**Records provided**
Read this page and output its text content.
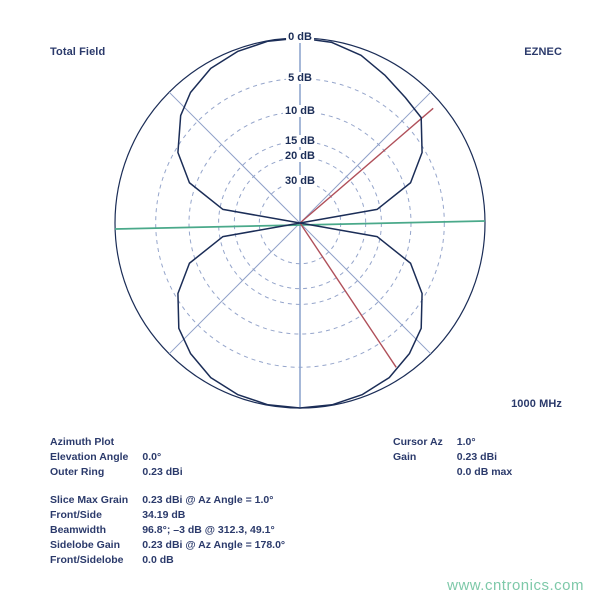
Total Field	EZNEC
1000 MHz
0 dB
5 dB
10 dB
15 dB
20 dB
30 dB
Azimuth Plot		
Elevation Angle		0.0°
Outer Ring		0.23 dBi
Cursor Az		1.0°
Gain		0.23 dBi
		0.0 dB max
Slice Max Grain		0.23 dBi @ Az Angle = 1.0°
Front/Side		34.19 dB
Beamwidth		96.8°; –3 dB @ 312.3, 49.1°
Sidelobe Gain		0.23 dBi @ Az Angle = 178.0°
Front/Sidelobe		0.0 dB
www.cntronics.com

**Goal**
Leave the images out, please, and restate each line word for word.

**Correct output**
Read this page and output its text content.
Total Field	EZNEC
1000 MHz
0 dB
5 dB
10 dB
15 dB
20 dB
30 dB
Azimuth Plot		
Elevation Angle		0.0°
Outer Ring		0.23 dBi
Cursor Az		1.0°
Gain		0.23 dBi
		0.0 dB max
Slice Max Grain		0.23 dBi @ Az Angle = 1.0°
Front/Side		34.19 dB
Beamwidth		96.8°; –3 dB @ 312.3, 49.1°
Sidelobe Gain		0.23 dBi @ Az Angle = 178.0°
Front/Sidelobe		0.0 dB
www.cntronics.com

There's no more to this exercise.